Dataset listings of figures

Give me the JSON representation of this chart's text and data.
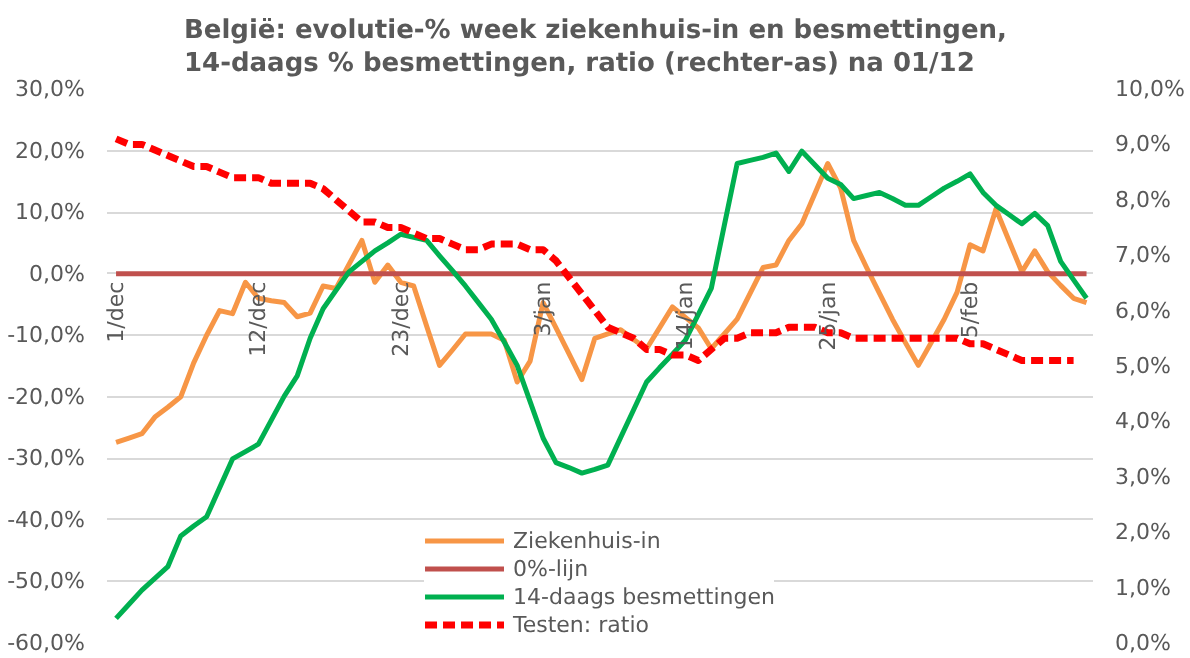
{
  "chart_data": {
    "type": "line",
    "title": "België: evolutie-%  week ziekenhuis-in en besmettingen,\n14-daags % besmettingen, ratio (rechter-as) na 01/12",
    "categories": [
      "1/dec",
      null,
      null,
      null,
      null,
      null,
      null,
      null,
      null,
      null,
      null,
      "12/dec",
      null,
      null,
      null,
      null,
      null,
      null,
      null,
      null,
      null,
      null,
      "23/dec",
      null,
      null,
      null,
      null,
      null,
      null,
      null,
      null,
      null,
      null,
      "3/jan",
      null,
      null,
      null,
      null,
      null,
      null,
      null,
      null,
      null,
      null,
      "14/jan",
      null,
      null,
      null,
      null,
      null,
      null,
      null,
      null,
      null,
      null,
      "25/jan",
      null,
      null,
      null,
      null,
      null,
      null,
      null,
      null,
      null,
      null,
      "5/feb",
      null,
      null,
      null,
      null,
      null,
      null,
      null,
      null,
      null
    ],
    "ylim": [
      -60,
      30
    ],
    "yticks": [
      {
        "value": -60,
        "label": "-60,0%"
      },
      {
        "value": -50,
        "label": "-50,0%"
      },
      {
        "value": -40,
        "label": "-40,0%"
      },
      {
        "value": -30,
        "label": "-30,0%"
      },
      {
        "value": -20,
        "label": "-20,0%"
      },
      {
        "value": -10,
        "label": "-10,0%"
      },
      {
        "value": 0,
        "label": "0,0%"
      },
      {
        "value": 10,
        "label": "10,0%"
      },
      {
        "value": 20,
        "label": "20,0%"
      },
      {
        "value": 30,
        "label": "30,0%"
      }
    ],
    "y2lim": [
      0,
      10
    ],
    "y2ticks": [
      {
        "value": 0,
        "label": "0,0%"
      },
      {
        "value": 1,
        "label": "1,0%"
      },
      {
        "value": 2,
        "label": "2,0%"
      },
      {
        "value": 3,
        "label": "3,0%"
      },
      {
        "value": 4,
        "label": "4,0%"
      },
      {
        "value": 5,
        "label": "5,0%"
      },
      {
        "value": 6,
        "label": "6,0%"
      },
      {
        "value": 7,
        "label": "7,0%"
      },
      {
        "value": 8,
        "label": "8,0%"
      },
      {
        "value": 9,
        "label": "9,0%"
      },
      {
        "value": 10,
        "label": "10,0%"
      }
    ],
    "grid": "y",
    "legend": "bottom",
    "marker": "none",
    "series": [
      {
        "name": "Ziekenhuis-in",
        "color": "#f79646",
        "line_style": "solid",
        "values": [
          -27.4,
          -26.7,
          -26,
          -23.3,
          -21.7,
          -20,
          -14.5,
          -10,
          -6,
          -6.5,
          -1.4,
          -4,
          -4.4,
          -4.7,
          -7,
          -6.4,
          -2,
          -2.4,
          1.5,
          5.4,
          -1.4,
          1.4,
          -1.4,
          -2,
          -8.5,
          -14.9,
          -12.4,
          -9.8,
          -9.8,
          -9.8,
          -10.8,
          -17.6,
          -14.2,
          -4.7,
          -8.8,
          -13,
          -17.2,
          -10.5,
          -9.8,
          -9.1,
          -10.7,
          -12.2,
          -8.8,
          -5.4,
          -7.1,
          -8.8,
          -12.2,
          -9.8,
          -7.4,
          -3.2,
          1,
          1.4,
          5.4,
          8.1,
          13,
          17.9,
          13.9,
          5.4,
          1,
          -3.2,
          -7.4,
          -11.2,
          -14.9,
          -11.2,
          -7.4,
          -3,
          4.7,
          3.7,
          10.5,
          5.4,
          0.3,
          3.7,
          0.3,
          -1.9,
          -4,
          -4.7
        ]
      },
      {
        "name": "0%-lijn",
        "color": "#c0504d",
        "line_style": "solid",
        "values": [
          0,
          0,
          0,
          0,
          0,
          0,
          0,
          0,
          0,
          0,
          0,
          0,
          0,
          0,
          0,
          0,
          0,
          0,
          0,
          0,
          0,
          0,
          0,
          0,
          0,
          0,
          0,
          0,
          0,
          0,
          0,
          0,
          0,
          0,
          0,
          0,
          0,
          0,
          0,
          0,
          0,
          0,
          0,
          0,
          0,
          0,
          0,
          0,
          0,
          0,
          0,
          0,
          0,
          0,
          0,
          0,
          0,
          0,
          0,
          0,
          0,
          0,
          0,
          0,
          0,
          0,
          0,
          0,
          0,
          0,
          0,
          0,
          0,
          0,
          0,
          0
        ]
      },
      {
        "name": "14-daags besmettingen",
        "color": "#00b050",
        "line_style": "solid",
        "values": [
          -56,
          -53.7,
          -51.4,
          -49.5,
          -47.6,
          -42.6,
          -41,
          -39.5,
          -34.8,
          -30.1,
          -28.9,
          -27.7,
          -23.8,
          -19.9,
          -16.6,
          -10.5,
          -5.7,
          -2.7,
          0.3,
          2,
          3.7,
          5,
          6.4,
          5.9,
          5.4,
          2.9,
          0.5,
          -2,
          -4.7,
          -7.4,
          -11.1,
          -14.9,
          -20.8,
          -26.7,
          -30.7,
          -31.5,
          -32.4,
          -31.8,
          -31.1,
          -26.6,
          -22.1,
          -17.6,
          -15.3,
          -13.1,
          -10.8,
          -6.6,
          -2.4,
          7.8,
          17.9,
          18.4,
          18.9,
          19.6,
          16.6,
          19.9,
          17.7,
          15.5,
          14.5,
          12.2,
          12.7,
          13.2,
          12.2,
          11.1,
          11.1,
          12.5,
          13.9,
          15,
          16.2,
          13.2,
          11.1,
          9.6,
          8.1,
          9.8,
          7.8,
          2,
          -1,
          -4
        ]
      },
      {
        "name": "Testen: ratio",
        "color": "#ff0000",
        "line_style": "dashed",
        "axis": "y2",
        "values": [
          9.1,
          9.0,
          9.0,
          8.9,
          8.8,
          8.7,
          8.6,
          8.6,
          8.5,
          8.4,
          8.4,
          8.4,
          8.3,
          8.3,
          8.3,
          8.3,
          8.2,
          8.0,
          7.8,
          7.6,
          7.6,
          7.5,
          7.5,
          7.4,
          7.3,
          7.3,
          7.2,
          7.1,
          7.1,
          7.2,
          7.2,
          7.2,
          7.1,
          7.1,
          6.9,
          6.6,
          6.3,
          6.0,
          5.7,
          5.6,
          5.5,
          5.3,
          5.3,
          5.2,
          5.2,
          5.1,
          5.3,
          5.5,
          5.5,
          5.6,
          5.6,
          5.6,
          5.7,
          5.7,
          5.7,
          5.6,
          5.6,
          5.5,
          5.5,
          5.5,
          5.5,
          5.5,
          5.5,
          5.5,
          5.5,
          5.5,
          5.4,
          5.4,
          5.3,
          5.2,
          5.1,
          5.1,
          5.1,
          5.1,
          5.1,
          null
        ]
      }
    ]
  }
}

* _WHAT TO WORK ON_: Which lines hold the word "daags"? Show each one.

* _TASK ANSWER_:
    "title": "België: evolutie-%  week ziekenhuis-in en besmettingen,\n14-daags % besmettingen, ratio (rechter-as) na 01/12",
        "name": "14-daags besmettingen",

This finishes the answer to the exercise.